-- Start --

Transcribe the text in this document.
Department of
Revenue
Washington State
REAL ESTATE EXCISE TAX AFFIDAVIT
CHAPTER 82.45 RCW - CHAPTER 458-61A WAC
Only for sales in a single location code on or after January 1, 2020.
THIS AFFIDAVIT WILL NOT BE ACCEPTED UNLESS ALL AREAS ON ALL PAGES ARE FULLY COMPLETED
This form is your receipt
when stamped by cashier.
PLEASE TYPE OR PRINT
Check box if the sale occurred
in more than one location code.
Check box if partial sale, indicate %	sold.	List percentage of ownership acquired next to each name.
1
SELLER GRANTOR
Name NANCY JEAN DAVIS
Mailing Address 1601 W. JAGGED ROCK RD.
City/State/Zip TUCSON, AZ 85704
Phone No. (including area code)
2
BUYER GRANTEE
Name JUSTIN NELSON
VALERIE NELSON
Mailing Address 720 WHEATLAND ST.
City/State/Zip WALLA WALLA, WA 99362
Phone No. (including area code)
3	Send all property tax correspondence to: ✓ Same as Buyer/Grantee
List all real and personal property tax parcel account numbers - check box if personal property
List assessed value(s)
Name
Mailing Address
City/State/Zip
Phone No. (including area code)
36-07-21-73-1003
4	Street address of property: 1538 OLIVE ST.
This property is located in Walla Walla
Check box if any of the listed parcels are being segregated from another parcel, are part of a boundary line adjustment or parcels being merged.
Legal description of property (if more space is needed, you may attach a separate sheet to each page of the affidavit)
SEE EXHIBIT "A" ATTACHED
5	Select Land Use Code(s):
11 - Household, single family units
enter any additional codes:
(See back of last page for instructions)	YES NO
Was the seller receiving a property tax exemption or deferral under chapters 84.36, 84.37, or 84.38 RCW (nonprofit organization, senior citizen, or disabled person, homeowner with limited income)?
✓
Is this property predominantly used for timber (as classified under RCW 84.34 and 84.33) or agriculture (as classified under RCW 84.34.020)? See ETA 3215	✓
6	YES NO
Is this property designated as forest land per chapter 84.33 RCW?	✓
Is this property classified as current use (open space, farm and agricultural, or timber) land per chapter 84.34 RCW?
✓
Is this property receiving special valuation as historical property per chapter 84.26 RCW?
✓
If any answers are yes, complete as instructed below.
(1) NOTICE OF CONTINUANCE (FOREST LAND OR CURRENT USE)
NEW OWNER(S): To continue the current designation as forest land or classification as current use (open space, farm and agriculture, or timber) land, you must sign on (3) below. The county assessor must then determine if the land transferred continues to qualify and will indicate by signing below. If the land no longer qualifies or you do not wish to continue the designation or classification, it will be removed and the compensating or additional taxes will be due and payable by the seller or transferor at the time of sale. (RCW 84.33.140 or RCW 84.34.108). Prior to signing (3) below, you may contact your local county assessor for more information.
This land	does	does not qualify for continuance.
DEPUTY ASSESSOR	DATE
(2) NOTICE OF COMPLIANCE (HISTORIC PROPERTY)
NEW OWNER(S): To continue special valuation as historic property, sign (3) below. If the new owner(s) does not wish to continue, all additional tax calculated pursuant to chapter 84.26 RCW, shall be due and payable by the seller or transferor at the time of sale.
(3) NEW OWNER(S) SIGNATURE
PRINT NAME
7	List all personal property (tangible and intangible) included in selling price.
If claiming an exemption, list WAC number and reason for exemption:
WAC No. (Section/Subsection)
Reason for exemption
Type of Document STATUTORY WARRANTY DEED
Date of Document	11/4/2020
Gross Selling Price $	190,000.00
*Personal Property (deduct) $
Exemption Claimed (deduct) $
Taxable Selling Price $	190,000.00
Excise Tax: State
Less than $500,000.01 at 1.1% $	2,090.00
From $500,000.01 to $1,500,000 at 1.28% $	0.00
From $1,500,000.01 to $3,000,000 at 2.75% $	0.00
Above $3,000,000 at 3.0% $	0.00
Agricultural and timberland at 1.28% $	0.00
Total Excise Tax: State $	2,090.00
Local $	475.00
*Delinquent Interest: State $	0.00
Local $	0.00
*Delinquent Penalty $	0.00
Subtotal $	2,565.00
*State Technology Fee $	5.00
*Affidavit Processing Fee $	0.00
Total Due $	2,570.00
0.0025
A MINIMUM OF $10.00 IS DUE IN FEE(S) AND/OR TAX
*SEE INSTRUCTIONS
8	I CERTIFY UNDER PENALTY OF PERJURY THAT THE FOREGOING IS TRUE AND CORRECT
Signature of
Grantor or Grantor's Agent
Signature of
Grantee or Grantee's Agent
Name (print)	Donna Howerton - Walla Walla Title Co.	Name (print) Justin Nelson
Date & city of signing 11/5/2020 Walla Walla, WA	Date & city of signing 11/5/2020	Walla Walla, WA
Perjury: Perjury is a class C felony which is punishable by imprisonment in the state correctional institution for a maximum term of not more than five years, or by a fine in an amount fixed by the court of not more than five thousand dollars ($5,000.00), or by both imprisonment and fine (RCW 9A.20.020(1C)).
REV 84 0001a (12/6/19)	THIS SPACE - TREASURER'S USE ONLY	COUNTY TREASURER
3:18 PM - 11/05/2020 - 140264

-- End --

Work to be completed: Which lines include the word "receiving"? Copy every one of them.

Exercise response:
Was the seller receiving a property tax exemption or deferral under chapters 84.36, 84.37, or 84.38 RCW (nonprofit organization, senior citizen, or disabled person, homeowner with limited income)?
Is this property receiving special valuation as historical property per chapter 84.26 RCW?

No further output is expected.